● Brief:
Set the listing down again exactly, please, apart from its pictures.

● Data supplied:
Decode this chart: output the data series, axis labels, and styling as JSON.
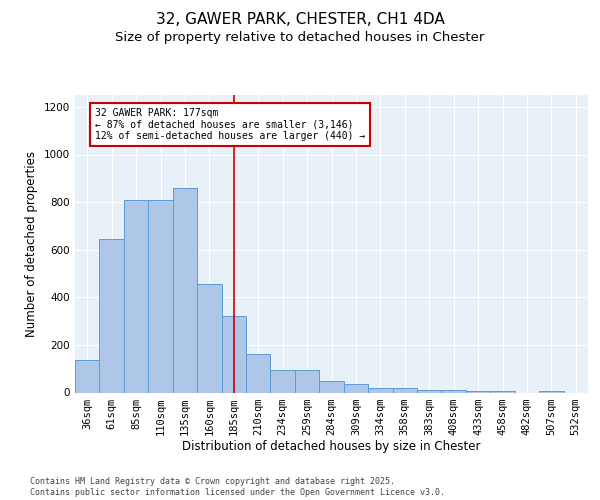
{
  "title_line1": "32, GAWER PARK, CHESTER, CH1 4DA",
  "title_line2": "Size of property relative to detached houses in Chester",
  "xlabel": "Distribution of detached houses by size in Chester",
  "ylabel": "Number of detached properties",
  "bar_labels": [
    "36sqm",
    "61sqm",
    "85sqm",
    "110sqm",
    "135sqm",
    "160sqm",
    "185sqm",
    "210sqm",
    "234sqm",
    "259sqm",
    "284sqm",
    "309sqm",
    "334sqm",
    "358sqm",
    "383sqm",
    "408sqm",
    "433sqm",
    "458sqm",
    "482sqm",
    "507sqm",
    "532sqm"
  ],
  "bar_values": [
    135,
    645,
    810,
    810,
    860,
    455,
    320,
    160,
    95,
    95,
    50,
    35,
    20,
    20,
    12,
    12,
    5,
    5,
    0,
    5,
    0
  ],
  "bar_color": "#aec6e8",
  "bar_edge_color": "#5b9bd5",
  "vline_x": 6.0,
  "vline_color": "#cc0000",
  "annotation_text": "32 GAWER PARK: 177sqm\n← 87% of detached houses are smaller (3,146)\n12% of semi-detached houses are larger (440) →",
  "annotation_box_color": "#cc0000",
  "ylim": [
    0,
    1250
  ],
  "yticks": [
    0,
    200,
    400,
    600,
    800,
    1000,
    1200
  ],
  "bg_color": "#e8f0f8",
  "footnote": "Contains HM Land Registry data © Crown copyright and database right 2025.\nContains public sector information licensed under the Open Government Licence v3.0.",
  "title_fontsize": 11,
  "subtitle_fontsize": 9.5,
  "axis_label_fontsize": 8.5,
  "tick_fontsize": 7.5,
  "annot_fontsize": 7,
  "footnote_fontsize": 6
}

● Solution for this task:
Decode this chart: output the data series, axis labels, and styling as JSON.
{
  "title_line1": "32, GAWER PARK, CHESTER, CH1 4DA",
  "title_line2": "Size of property relative to detached houses in Chester",
  "xlabel": "Distribution of detached houses by size in Chester",
  "ylabel": "Number of detached properties",
  "bar_labels": [
    "36sqm",
    "61sqm",
    "85sqm",
    "110sqm",
    "135sqm",
    "160sqm",
    "185sqm",
    "210sqm",
    "234sqm",
    "259sqm",
    "284sqm",
    "309sqm",
    "334sqm",
    "358sqm",
    "383sqm",
    "408sqm",
    "433sqm",
    "458sqm",
    "482sqm",
    "507sqm",
    "532sqm"
  ],
  "bar_values": [
    135,
    645,
    810,
    810,
    860,
    455,
    320,
    160,
    95,
    95,
    50,
    35,
    20,
    20,
    12,
    12,
    5,
    5,
    0,
    5,
    0
  ],
  "bar_color": "#aec6e8",
  "bar_edge_color": "#5b9bd5",
  "vline_x": 6.0,
  "vline_color": "#cc0000",
  "annotation_text": "32 GAWER PARK: 177sqm\n← 87% of detached houses are smaller (3,146)\n12% of semi-detached houses are larger (440) →",
  "annotation_box_color": "#cc0000",
  "ylim": [
    0,
    1250
  ],
  "yticks": [
    0,
    200,
    400,
    600,
    800,
    1000,
    1200
  ],
  "bg_color": "#e8f0f8",
  "footnote": "Contains HM Land Registry data © Crown copyright and database right 2025.\nContains public sector information licensed under the Open Government Licence v3.0.",
  "title_fontsize": 11,
  "subtitle_fontsize": 9.5,
  "axis_label_fontsize": 8.5,
  "tick_fontsize": 7.5,
  "annot_fontsize": 7,
  "footnote_fontsize": 6
}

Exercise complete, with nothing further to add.